Short task: Write out the listing below exactly, and omit any images you find in it.
START
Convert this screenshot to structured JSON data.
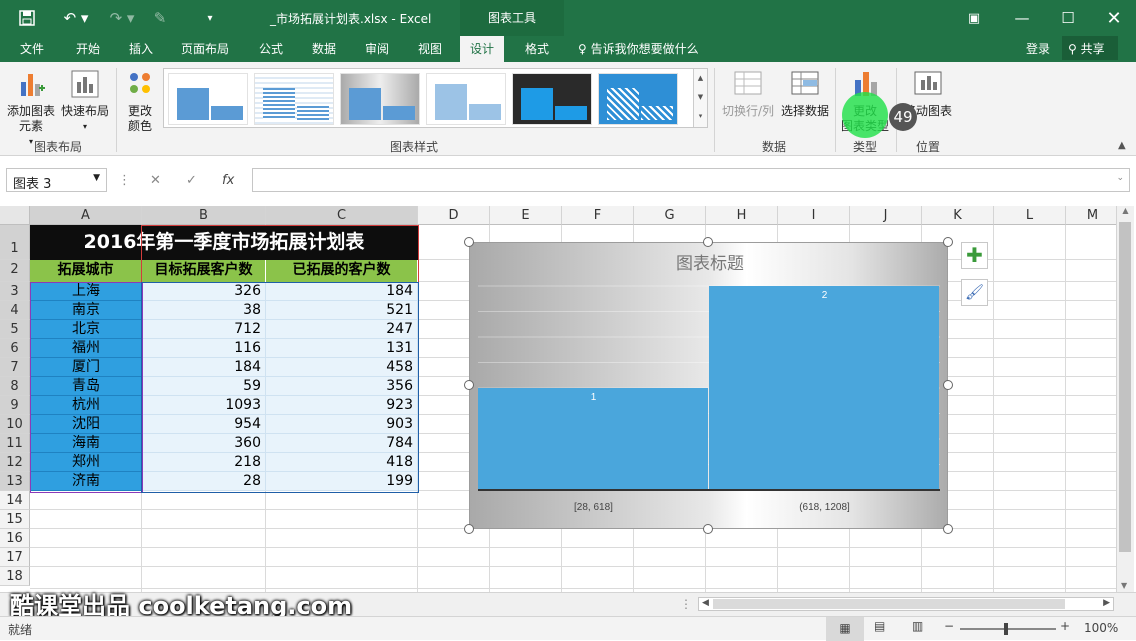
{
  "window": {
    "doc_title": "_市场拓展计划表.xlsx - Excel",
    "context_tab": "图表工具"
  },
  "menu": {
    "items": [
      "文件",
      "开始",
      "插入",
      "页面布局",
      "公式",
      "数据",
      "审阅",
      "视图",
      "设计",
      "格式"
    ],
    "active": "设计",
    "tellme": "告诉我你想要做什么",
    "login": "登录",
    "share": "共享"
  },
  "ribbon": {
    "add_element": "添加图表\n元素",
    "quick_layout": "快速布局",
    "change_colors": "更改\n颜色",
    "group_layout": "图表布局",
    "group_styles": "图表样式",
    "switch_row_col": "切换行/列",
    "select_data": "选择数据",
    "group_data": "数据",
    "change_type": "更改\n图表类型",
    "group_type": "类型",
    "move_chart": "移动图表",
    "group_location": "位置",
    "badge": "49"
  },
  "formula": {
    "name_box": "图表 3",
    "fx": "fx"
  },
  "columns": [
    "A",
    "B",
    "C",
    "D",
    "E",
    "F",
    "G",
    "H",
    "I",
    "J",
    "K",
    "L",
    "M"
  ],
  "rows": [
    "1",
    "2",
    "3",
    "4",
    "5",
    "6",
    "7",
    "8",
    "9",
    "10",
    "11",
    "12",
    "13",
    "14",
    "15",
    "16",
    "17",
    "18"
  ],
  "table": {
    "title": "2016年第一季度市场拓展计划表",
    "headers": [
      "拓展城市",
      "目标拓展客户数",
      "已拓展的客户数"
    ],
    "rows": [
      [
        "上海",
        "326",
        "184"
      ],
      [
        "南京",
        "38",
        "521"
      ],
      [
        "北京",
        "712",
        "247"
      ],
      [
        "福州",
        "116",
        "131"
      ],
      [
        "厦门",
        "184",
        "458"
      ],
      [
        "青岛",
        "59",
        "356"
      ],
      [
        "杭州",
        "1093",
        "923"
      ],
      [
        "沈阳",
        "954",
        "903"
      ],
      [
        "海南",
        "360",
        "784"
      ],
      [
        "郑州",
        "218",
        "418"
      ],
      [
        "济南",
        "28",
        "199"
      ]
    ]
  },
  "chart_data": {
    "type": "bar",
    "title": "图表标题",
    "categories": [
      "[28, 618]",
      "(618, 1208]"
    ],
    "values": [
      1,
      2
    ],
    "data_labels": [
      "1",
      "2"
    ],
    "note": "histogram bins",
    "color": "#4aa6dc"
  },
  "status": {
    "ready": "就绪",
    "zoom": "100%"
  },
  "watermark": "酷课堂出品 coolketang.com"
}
END
Response for this exercise:
Convert this screenshot to structured JSON data.
{
  "window": {
    "doc_title": "_市场拓展计划表.xlsx - Excel",
    "context_tab": "图表工具"
  },
  "menu": {
    "items": [
      "文件",
      "开始",
      "插入",
      "页面布局",
      "公式",
      "数据",
      "审阅",
      "视图",
      "设计",
      "格式"
    ],
    "active": "设计",
    "tellme": "告诉我你想要做什么",
    "login": "登录",
    "share": "共享"
  },
  "ribbon": {
    "add_element": "添加图表\n元素",
    "quick_layout": "快速布局",
    "change_colors": "更改\n颜色",
    "group_layout": "图表布局",
    "group_styles": "图表样式",
    "switch_row_col": "切换行/列",
    "select_data": "选择数据",
    "group_data": "数据",
    "change_type": "更改\n图表类型",
    "group_type": "类型",
    "move_chart": "移动图表",
    "group_location": "位置",
    "badge": "49"
  },
  "formula": {
    "name_box": "图表 3",
    "fx": "fx"
  },
  "columns": [
    "A",
    "B",
    "C",
    "D",
    "E",
    "F",
    "G",
    "H",
    "I",
    "J",
    "K",
    "L",
    "M"
  ],
  "rows": [
    "1",
    "2",
    "3",
    "4",
    "5",
    "6",
    "7",
    "8",
    "9",
    "10",
    "11",
    "12",
    "13",
    "14",
    "15",
    "16",
    "17",
    "18"
  ],
  "table": {
    "title": "2016年第一季度市场拓展计划表",
    "headers": [
      "拓展城市",
      "目标拓展客户数",
      "已拓展的客户数"
    ],
    "rows": [
      [
        "上海",
        "326",
        "184"
      ],
      [
        "南京",
        "38",
        "521"
      ],
      [
        "北京",
        "712",
        "247"
      ],
      [
        "福州",
        "116",
        "131"
      ],
      [
        "厦门",
        "184",
        "458"
      ],
      [
        "青岛",
        "59",
        "356"
      ],
      [
        "杭州",
        "1093",
        "923"
      ],
      [
        "沈阳",
        "954",
        "903"
      ],
      [
        "海南",
        "360",
        "784"
      ],
      [
        "郑州",
        "218",
        "418"
      ],
      [
        "济南",
        "28",
        "199"
      ]
    ]
  },
  "chart_data": {
    "type": "bar",
    "title": "图表标题",
    "categories": [
      "[28, 618]",
      "(618, 1208]"
    ],
    "values": [
      1,
      2
    ],
    "data_labels": [
      "1",
      "2"
    ],
    "note": "histogram bins",
    "color": "#4aa6dc"
  },
  "status": {
    "ready": "就绪",
    "zoom": "100%"
  },
  "watermark": "酷课堂出品 coolketang.com"
}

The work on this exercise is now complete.